### The data
#####

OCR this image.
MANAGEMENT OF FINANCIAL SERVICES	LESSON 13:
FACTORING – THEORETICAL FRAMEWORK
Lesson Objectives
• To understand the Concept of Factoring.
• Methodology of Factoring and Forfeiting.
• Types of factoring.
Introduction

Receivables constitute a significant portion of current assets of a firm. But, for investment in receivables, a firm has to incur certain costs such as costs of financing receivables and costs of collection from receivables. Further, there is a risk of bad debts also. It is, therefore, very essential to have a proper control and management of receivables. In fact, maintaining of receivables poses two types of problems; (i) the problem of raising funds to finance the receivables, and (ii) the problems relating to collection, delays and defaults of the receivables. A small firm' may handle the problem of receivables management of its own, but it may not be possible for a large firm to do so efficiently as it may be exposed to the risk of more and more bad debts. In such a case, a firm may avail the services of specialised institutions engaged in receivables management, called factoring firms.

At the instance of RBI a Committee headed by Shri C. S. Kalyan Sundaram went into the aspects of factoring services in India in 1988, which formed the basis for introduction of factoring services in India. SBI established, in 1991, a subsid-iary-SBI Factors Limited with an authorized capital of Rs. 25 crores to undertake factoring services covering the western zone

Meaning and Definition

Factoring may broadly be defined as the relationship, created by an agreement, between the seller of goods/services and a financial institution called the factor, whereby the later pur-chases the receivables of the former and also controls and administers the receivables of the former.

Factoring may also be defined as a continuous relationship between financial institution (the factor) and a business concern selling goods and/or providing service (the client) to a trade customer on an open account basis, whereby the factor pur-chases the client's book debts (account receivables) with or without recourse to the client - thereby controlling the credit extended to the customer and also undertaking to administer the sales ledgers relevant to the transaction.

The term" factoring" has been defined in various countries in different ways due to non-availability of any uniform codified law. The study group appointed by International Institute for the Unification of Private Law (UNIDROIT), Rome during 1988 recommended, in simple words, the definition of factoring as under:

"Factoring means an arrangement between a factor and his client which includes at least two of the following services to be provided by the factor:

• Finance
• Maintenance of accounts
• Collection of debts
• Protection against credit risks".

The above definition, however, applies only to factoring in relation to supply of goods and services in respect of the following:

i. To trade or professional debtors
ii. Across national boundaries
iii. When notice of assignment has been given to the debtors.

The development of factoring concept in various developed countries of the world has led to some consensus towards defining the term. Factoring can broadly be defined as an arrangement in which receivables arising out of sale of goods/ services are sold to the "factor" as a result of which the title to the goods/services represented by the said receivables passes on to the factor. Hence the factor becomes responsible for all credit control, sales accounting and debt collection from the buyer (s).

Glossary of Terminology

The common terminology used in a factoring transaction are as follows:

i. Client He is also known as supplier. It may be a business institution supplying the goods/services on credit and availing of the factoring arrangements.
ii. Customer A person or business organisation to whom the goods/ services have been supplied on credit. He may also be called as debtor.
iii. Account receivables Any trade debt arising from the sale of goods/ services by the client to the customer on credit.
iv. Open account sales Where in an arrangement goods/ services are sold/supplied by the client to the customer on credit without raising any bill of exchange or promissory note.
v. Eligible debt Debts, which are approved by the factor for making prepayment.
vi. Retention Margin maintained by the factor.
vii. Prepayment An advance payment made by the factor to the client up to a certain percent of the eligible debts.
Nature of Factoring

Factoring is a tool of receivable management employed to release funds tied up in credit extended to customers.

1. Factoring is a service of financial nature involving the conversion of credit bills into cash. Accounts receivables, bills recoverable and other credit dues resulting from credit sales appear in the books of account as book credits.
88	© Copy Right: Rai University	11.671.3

#####

### Written problem
Display every line of the listing that contains the string "supplied".

### Solution
ii. Customer A person or business organisation to whom the goods/ services have been supplied on credit. He may also be called as debtor.
iv. Open account sales Where in an arrangement goods/ services are sold/supplied by the client to the customer on credit without raising any bill of exchange or promissory note.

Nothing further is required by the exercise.